## [Task brief]
Report how many lines hold the word "shall"; answer with the number alone.

## [Supplied entries]
★ ★ ★ ★ ★ ★ ★

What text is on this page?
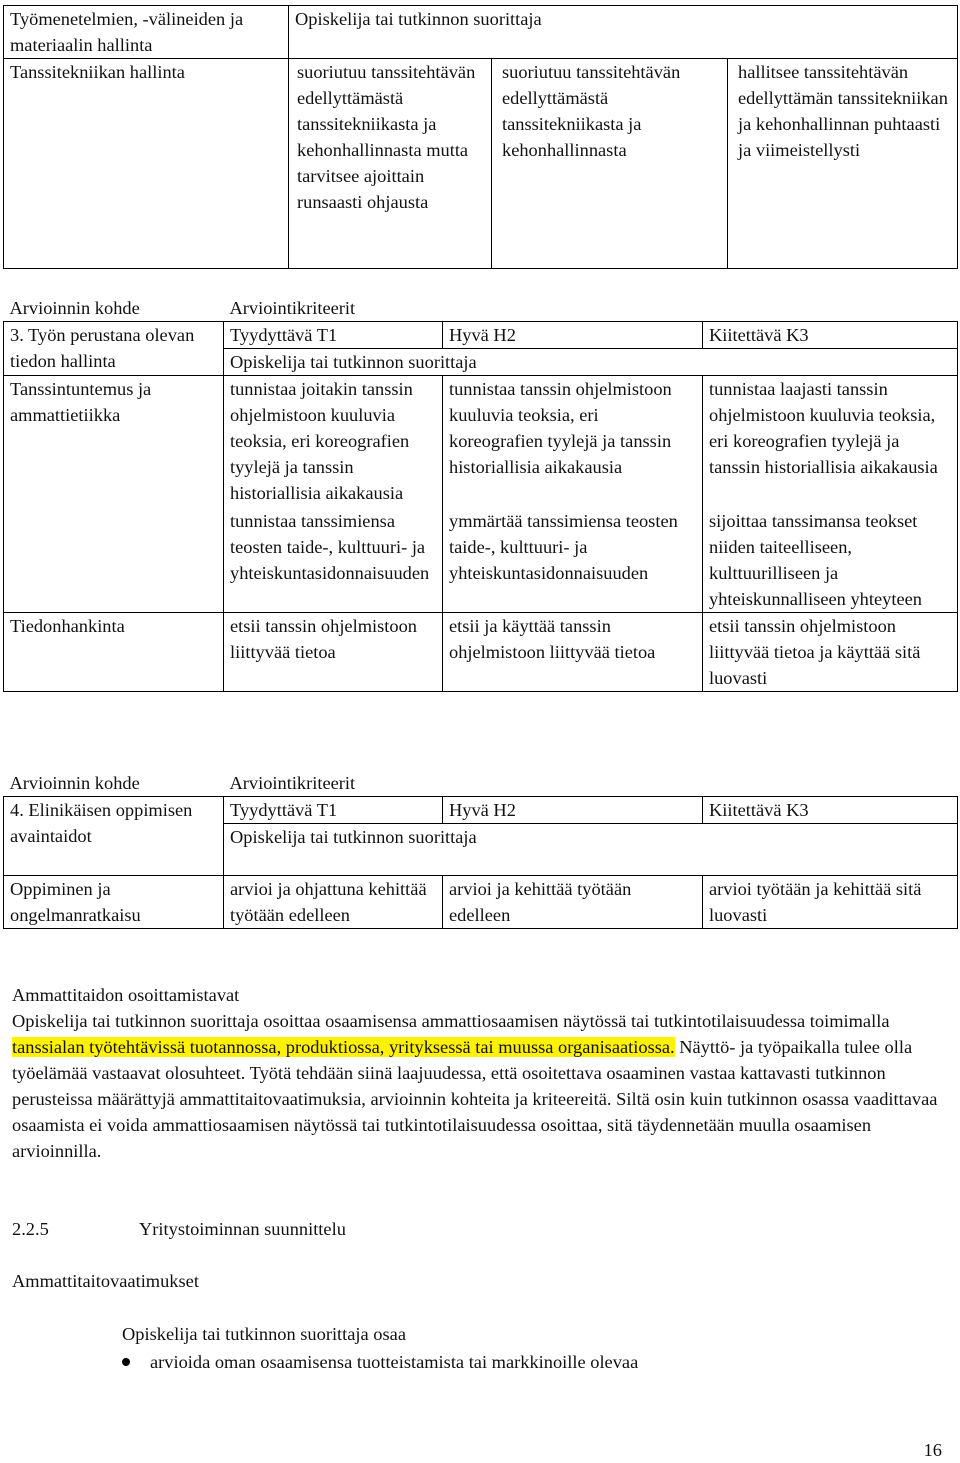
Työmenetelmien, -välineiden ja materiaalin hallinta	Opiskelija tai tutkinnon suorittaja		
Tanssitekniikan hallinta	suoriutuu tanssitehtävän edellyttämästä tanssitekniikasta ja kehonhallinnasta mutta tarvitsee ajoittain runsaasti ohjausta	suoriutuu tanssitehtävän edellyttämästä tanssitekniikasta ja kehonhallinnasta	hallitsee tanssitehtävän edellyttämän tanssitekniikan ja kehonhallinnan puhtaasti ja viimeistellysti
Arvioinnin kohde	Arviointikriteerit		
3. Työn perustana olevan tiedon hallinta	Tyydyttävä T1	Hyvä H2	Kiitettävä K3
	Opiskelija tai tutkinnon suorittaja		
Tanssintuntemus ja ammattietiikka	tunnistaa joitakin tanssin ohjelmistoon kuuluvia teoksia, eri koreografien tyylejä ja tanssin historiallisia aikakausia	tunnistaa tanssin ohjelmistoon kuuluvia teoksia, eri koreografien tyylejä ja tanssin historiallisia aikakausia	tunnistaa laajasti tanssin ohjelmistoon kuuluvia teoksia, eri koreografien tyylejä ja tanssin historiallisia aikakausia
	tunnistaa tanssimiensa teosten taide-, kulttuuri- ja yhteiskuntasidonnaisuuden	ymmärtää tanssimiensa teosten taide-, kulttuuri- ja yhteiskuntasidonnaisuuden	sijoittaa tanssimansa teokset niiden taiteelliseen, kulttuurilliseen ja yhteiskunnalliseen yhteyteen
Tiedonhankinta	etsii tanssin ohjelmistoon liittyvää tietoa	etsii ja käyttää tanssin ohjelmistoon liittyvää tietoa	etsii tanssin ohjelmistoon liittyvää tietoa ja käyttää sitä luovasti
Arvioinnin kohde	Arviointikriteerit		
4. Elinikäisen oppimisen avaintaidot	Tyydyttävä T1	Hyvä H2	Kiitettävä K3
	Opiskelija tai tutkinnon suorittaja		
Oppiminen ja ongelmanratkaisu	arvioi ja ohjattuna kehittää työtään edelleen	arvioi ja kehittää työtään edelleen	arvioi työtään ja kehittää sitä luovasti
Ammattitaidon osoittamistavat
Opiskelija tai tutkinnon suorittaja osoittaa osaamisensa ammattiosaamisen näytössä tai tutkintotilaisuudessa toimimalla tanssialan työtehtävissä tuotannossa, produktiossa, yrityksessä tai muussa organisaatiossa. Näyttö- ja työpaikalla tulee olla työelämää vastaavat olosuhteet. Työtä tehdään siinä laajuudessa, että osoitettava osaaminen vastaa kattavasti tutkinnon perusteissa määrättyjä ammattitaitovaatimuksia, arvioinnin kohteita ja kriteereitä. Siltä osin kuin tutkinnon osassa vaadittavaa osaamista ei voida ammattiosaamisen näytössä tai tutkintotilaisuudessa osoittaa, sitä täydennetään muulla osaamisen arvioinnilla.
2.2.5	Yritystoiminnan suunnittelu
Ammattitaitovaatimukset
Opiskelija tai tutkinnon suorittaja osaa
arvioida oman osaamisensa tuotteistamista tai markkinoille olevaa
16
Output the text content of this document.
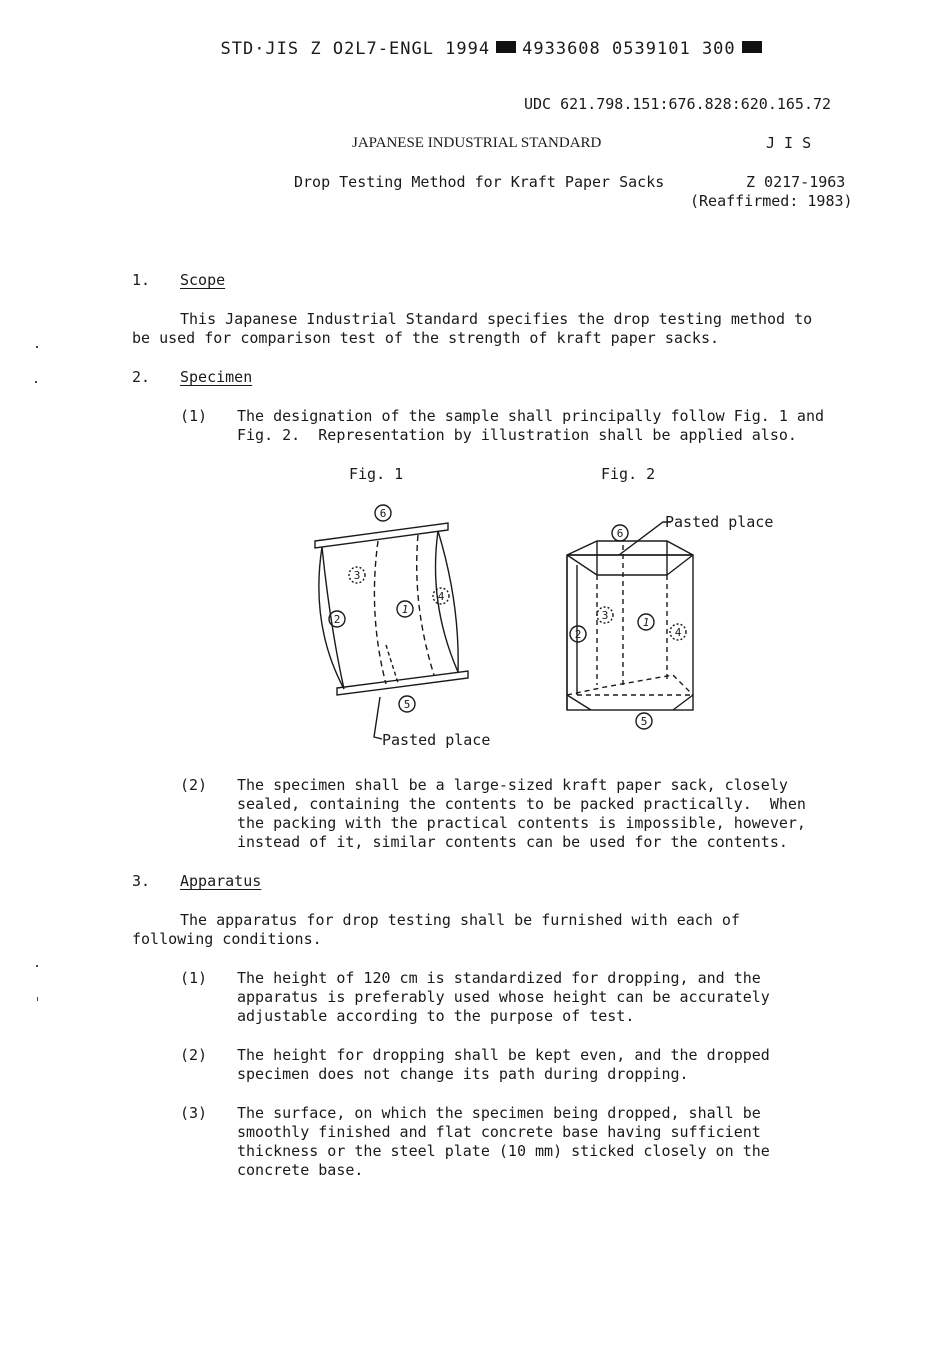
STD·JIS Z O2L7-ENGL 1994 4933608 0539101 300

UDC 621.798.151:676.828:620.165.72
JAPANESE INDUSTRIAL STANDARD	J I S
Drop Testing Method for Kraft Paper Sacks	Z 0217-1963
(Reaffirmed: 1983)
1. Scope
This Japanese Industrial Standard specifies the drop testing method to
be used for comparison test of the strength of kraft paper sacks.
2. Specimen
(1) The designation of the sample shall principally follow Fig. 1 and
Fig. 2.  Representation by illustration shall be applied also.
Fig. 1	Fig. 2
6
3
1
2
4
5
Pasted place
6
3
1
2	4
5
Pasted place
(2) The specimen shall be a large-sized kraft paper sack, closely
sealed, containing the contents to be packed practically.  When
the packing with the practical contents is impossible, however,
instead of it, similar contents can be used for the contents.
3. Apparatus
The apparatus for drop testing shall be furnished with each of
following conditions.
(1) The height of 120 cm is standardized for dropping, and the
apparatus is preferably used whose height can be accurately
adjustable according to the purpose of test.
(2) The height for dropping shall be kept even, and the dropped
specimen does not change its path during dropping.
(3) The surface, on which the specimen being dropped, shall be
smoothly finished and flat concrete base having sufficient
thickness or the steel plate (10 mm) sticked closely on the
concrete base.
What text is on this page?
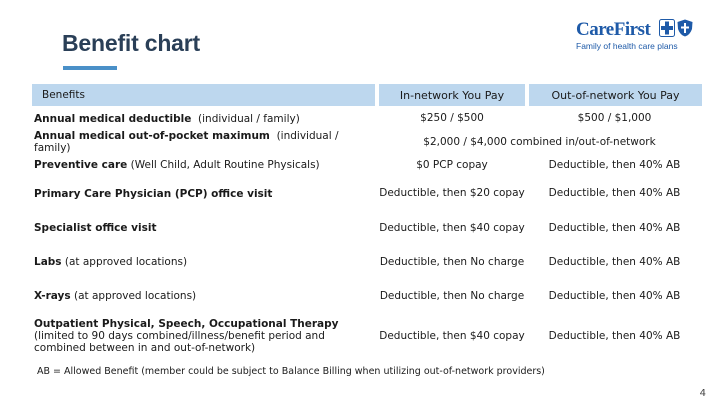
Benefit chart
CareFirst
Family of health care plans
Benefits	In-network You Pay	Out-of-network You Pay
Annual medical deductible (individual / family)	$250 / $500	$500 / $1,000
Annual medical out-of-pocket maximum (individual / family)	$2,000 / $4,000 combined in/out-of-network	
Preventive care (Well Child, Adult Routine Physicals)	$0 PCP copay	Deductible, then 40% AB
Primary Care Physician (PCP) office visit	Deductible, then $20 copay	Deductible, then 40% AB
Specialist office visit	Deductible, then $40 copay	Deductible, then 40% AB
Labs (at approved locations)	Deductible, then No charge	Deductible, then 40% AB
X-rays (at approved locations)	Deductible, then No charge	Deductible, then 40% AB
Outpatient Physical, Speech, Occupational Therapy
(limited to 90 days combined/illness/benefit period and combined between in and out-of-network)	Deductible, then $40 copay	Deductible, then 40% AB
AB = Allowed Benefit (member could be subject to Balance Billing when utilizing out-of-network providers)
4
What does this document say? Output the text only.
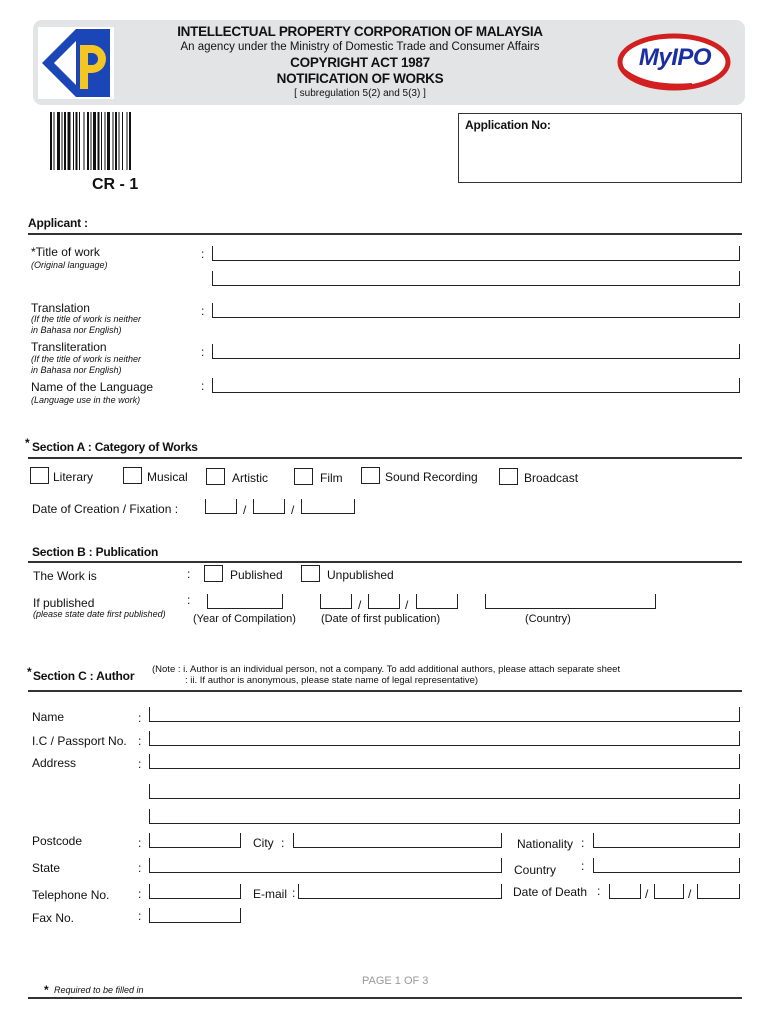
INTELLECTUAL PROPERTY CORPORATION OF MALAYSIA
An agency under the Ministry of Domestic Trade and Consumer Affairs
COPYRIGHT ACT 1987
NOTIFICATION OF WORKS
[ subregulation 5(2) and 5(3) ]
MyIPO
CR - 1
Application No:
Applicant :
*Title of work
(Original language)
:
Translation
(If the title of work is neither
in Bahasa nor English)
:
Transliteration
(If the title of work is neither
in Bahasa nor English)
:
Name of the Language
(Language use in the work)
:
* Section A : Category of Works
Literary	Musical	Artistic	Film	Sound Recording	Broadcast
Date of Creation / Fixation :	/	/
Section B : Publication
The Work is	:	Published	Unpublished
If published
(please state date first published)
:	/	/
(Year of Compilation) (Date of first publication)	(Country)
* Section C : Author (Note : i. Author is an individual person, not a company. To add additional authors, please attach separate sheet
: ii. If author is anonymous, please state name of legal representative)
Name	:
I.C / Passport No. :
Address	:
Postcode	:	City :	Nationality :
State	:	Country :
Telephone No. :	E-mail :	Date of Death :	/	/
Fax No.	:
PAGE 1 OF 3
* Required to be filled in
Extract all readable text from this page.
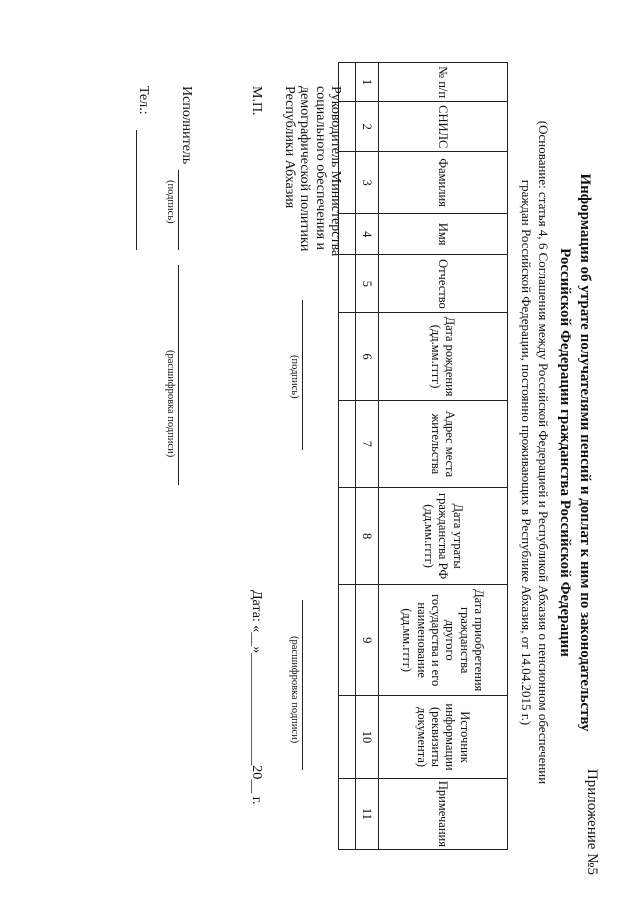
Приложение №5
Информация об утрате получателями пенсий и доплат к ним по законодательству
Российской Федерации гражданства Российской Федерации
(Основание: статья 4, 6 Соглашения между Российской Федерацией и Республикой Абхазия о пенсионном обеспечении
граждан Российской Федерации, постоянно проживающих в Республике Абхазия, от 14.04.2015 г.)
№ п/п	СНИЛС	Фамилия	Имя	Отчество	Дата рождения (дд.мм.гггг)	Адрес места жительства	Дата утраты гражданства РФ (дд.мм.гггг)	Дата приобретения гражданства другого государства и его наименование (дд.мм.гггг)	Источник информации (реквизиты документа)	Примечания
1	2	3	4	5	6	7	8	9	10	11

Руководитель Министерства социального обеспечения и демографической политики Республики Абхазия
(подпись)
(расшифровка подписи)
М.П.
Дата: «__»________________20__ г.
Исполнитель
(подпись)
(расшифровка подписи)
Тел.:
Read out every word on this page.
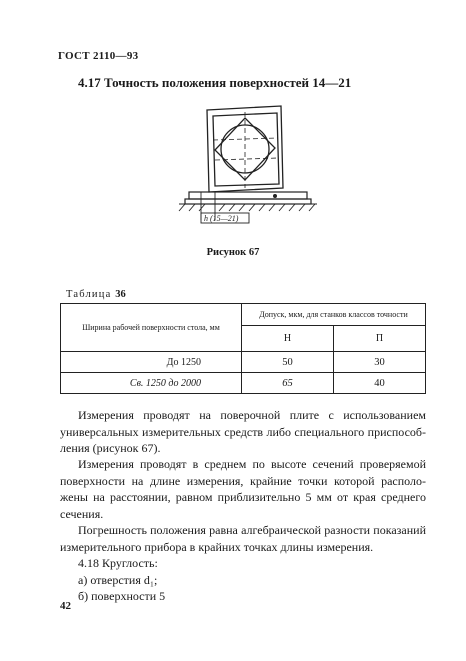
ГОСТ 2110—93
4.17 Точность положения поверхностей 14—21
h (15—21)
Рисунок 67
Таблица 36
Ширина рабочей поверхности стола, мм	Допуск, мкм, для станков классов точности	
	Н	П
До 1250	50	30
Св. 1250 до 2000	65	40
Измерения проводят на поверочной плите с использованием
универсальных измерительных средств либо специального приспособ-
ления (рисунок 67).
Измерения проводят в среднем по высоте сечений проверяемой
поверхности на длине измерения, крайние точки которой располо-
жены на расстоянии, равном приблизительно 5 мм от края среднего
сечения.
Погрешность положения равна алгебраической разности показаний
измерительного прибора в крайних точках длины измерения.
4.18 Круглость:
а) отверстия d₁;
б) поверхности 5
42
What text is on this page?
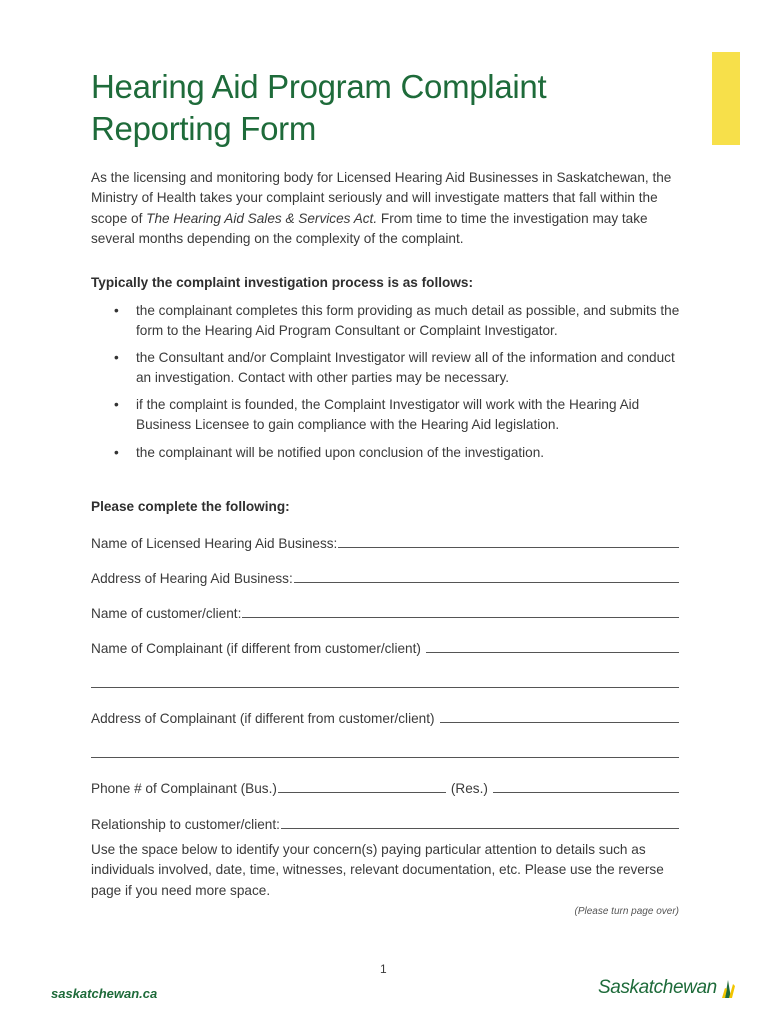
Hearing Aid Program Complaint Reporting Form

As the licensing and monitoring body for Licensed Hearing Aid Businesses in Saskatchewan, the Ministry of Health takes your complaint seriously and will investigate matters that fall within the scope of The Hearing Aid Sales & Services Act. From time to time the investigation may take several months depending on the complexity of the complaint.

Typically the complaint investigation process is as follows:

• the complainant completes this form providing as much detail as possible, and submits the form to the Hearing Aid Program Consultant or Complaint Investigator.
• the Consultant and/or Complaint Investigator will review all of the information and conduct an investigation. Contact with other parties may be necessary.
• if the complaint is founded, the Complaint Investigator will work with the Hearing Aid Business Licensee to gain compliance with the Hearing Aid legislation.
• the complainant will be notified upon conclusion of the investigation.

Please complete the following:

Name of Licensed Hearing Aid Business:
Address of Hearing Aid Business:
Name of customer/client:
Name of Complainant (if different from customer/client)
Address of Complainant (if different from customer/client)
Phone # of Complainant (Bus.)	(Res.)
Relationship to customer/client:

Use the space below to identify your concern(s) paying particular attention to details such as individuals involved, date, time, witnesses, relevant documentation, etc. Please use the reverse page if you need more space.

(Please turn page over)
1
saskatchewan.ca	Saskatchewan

★ ★ ★ ★ ★ ★ ★

## [Task result]
6